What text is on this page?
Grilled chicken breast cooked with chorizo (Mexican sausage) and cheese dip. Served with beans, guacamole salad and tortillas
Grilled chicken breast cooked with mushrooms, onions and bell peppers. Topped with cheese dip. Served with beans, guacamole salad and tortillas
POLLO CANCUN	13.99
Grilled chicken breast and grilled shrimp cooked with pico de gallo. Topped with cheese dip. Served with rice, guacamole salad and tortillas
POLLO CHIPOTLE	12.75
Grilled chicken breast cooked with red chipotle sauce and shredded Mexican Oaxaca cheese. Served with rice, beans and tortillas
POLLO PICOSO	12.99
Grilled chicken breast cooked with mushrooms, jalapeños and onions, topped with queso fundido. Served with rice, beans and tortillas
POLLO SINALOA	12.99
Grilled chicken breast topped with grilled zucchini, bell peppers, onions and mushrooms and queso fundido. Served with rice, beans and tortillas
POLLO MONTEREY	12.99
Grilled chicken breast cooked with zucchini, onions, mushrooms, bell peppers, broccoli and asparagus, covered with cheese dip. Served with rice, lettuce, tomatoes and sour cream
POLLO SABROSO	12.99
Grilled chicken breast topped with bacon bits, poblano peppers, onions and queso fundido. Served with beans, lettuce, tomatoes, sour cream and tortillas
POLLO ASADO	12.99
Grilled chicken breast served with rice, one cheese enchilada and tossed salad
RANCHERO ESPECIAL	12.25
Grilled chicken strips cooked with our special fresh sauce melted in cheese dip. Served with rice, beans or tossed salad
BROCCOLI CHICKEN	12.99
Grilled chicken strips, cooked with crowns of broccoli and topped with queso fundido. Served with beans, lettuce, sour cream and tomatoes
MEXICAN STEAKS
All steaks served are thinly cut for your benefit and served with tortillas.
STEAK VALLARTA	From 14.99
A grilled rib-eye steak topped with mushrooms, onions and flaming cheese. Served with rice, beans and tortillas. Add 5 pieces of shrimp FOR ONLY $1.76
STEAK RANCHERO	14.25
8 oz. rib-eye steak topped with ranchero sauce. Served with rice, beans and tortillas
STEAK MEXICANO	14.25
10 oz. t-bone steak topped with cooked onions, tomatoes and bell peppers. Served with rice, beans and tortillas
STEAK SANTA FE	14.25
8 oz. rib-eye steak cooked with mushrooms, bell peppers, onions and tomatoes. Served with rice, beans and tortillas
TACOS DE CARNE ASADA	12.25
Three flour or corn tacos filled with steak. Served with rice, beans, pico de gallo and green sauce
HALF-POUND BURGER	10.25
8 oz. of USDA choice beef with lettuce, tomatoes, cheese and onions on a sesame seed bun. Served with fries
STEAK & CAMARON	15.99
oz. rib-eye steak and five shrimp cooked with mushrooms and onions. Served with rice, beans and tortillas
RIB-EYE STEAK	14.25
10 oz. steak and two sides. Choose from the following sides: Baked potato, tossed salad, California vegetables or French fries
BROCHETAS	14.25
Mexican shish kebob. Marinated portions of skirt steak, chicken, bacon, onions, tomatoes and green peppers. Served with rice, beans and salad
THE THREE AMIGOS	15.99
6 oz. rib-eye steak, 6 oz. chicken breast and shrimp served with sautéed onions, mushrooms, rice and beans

WHAT THE TASK ASKS → Find the word "lettuce" in the material, then list each line that holds it.

ANSWER TO THE PROBLEM →
Grilled chicken breast cooked with zucchini, onions, mushrooms, bell peppers, broccoli and asparagus, covered with cheese dip. Served with rice, lettuce, tomatoes and sour cream
Grilled chicken breast topped with bacon bits, poblano peppers, onions and queso fundido. Served with beans, lettuce, tomatoes, sour cream and tortillas
Grilled chicken strips, cooked with crowns of broccoli and topped with queso fundido. Served with beans, lettuce, sour cream and tomatoes
8 oz. of USDA choice beef with lettuce, tomatoes, cheese and onions on a sesame seed bun. Served with fries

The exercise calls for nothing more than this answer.